start

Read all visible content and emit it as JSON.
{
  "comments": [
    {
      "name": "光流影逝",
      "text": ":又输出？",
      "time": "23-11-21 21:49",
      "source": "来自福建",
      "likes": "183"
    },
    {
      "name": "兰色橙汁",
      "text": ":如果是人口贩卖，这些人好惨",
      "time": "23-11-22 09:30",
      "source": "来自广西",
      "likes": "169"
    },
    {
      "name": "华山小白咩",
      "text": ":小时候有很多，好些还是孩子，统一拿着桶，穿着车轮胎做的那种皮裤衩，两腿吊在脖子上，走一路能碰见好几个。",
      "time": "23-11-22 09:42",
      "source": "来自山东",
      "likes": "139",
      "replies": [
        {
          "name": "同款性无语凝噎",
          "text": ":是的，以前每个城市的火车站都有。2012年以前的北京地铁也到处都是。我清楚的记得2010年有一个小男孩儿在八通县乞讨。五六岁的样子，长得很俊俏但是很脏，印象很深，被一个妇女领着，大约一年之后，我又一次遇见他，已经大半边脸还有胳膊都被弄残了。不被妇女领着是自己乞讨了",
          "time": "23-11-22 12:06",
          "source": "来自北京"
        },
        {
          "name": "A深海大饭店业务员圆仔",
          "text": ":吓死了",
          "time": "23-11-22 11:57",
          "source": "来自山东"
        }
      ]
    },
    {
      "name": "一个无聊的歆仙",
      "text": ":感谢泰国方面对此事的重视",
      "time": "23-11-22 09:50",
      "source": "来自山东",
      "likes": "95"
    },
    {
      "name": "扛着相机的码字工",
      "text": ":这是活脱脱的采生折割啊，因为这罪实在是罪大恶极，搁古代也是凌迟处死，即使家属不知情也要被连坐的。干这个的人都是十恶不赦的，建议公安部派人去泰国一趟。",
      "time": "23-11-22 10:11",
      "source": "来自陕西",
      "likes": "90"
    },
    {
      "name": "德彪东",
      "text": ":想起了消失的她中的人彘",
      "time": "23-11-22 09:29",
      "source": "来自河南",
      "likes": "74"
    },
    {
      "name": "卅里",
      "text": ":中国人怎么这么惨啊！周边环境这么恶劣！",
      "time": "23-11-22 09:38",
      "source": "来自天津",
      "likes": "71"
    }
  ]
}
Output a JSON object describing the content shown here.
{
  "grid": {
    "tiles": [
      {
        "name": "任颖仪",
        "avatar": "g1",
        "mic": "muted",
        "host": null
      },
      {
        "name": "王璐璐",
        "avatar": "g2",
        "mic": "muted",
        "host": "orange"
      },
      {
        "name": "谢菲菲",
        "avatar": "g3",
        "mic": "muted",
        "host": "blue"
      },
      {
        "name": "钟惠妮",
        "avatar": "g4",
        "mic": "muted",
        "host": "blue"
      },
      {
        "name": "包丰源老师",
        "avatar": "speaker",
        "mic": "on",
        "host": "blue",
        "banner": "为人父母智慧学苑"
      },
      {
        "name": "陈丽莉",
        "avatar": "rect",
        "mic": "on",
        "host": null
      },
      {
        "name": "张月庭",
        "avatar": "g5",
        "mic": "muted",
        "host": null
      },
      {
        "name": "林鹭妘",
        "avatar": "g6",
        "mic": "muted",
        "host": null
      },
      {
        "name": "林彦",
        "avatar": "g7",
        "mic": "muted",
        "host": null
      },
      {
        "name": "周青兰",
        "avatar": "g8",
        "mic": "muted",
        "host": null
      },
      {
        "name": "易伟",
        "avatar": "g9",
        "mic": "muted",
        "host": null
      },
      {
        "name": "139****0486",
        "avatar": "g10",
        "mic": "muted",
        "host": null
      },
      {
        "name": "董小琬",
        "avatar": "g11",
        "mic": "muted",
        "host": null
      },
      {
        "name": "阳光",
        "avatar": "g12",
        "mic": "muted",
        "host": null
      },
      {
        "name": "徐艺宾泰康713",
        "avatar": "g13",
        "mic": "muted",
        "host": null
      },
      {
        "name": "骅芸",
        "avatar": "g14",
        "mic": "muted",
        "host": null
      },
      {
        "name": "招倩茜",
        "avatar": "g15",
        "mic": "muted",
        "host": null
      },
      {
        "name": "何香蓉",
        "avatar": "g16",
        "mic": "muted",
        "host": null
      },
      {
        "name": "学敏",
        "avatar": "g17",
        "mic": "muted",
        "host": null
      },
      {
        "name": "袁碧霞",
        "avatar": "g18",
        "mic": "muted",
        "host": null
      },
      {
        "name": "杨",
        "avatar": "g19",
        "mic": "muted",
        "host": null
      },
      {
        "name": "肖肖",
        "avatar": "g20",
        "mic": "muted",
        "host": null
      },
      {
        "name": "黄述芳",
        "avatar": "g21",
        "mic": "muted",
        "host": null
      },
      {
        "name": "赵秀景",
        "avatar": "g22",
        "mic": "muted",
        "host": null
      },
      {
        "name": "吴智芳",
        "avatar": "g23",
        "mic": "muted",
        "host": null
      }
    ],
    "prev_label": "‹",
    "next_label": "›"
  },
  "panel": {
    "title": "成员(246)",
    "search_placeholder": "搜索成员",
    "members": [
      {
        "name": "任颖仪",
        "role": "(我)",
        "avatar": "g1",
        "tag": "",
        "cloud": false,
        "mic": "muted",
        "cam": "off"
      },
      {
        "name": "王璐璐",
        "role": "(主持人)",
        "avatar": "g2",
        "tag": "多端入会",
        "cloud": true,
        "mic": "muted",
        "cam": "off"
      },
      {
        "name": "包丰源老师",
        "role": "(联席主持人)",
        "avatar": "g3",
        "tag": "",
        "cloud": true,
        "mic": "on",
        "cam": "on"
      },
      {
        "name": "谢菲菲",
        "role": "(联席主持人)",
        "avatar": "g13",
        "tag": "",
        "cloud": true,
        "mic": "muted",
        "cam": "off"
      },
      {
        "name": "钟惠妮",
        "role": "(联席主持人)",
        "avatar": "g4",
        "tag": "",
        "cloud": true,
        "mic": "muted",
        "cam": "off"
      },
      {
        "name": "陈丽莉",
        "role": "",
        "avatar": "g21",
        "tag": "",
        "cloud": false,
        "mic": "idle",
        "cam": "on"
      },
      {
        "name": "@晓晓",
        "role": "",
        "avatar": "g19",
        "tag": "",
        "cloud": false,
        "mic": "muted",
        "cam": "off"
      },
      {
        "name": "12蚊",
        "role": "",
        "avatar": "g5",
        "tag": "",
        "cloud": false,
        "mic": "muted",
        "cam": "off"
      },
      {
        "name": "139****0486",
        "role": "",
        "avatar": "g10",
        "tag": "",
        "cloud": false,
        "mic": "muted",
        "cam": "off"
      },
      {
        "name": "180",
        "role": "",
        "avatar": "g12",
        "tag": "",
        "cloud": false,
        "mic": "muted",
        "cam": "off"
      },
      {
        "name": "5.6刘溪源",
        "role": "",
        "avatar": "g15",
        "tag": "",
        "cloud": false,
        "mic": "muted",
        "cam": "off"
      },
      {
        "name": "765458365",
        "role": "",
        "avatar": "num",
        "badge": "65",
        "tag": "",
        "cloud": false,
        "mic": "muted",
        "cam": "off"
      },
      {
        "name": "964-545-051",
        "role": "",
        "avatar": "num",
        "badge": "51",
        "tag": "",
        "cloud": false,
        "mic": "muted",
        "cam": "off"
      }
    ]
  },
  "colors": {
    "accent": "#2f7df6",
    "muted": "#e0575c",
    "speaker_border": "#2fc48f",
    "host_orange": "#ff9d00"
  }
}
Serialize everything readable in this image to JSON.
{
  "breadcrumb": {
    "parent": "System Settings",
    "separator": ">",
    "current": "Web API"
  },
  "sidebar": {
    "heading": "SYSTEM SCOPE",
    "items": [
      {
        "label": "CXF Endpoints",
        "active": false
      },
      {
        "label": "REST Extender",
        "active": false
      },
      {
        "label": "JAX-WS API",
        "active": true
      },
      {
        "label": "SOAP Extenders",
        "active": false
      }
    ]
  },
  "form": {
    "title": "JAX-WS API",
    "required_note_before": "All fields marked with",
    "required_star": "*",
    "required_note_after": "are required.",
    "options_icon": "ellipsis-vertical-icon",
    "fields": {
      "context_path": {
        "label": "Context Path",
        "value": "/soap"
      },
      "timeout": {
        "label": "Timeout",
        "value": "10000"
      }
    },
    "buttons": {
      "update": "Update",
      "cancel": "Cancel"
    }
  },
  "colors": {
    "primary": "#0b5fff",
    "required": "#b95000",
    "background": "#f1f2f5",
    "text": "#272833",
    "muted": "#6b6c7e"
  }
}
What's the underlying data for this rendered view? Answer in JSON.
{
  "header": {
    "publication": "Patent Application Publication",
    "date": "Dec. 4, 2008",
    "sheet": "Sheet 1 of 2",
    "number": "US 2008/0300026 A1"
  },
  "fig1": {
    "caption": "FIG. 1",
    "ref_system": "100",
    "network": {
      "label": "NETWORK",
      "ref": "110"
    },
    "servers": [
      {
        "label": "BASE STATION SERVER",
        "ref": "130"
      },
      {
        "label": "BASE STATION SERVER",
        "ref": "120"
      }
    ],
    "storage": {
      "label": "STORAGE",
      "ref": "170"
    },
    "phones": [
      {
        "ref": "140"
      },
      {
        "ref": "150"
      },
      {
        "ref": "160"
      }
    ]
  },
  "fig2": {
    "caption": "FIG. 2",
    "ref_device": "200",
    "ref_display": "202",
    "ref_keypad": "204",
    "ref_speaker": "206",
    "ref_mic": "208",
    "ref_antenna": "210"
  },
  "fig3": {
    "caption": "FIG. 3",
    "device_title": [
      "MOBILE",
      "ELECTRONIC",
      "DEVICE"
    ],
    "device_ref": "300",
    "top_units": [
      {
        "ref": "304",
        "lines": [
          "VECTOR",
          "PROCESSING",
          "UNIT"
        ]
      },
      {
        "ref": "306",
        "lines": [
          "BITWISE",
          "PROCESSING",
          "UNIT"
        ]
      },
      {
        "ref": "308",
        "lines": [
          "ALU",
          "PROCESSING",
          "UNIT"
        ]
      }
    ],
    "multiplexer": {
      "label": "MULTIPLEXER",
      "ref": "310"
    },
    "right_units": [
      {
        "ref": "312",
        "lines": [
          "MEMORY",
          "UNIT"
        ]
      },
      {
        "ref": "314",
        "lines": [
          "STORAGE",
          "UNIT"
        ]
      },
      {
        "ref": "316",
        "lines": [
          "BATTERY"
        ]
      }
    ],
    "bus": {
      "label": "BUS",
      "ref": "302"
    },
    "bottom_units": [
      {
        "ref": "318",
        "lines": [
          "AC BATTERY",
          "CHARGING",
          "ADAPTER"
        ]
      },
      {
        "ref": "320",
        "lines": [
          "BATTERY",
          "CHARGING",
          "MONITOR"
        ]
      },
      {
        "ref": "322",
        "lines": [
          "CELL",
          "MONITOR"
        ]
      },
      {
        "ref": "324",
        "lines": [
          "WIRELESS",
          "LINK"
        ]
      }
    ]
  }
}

end

▸ **AIM OF THE EXERCISE**
Among the lines of the records above, count those holding the string "this", and report only the number.

▸ **PROBLEM SOLUTION**
2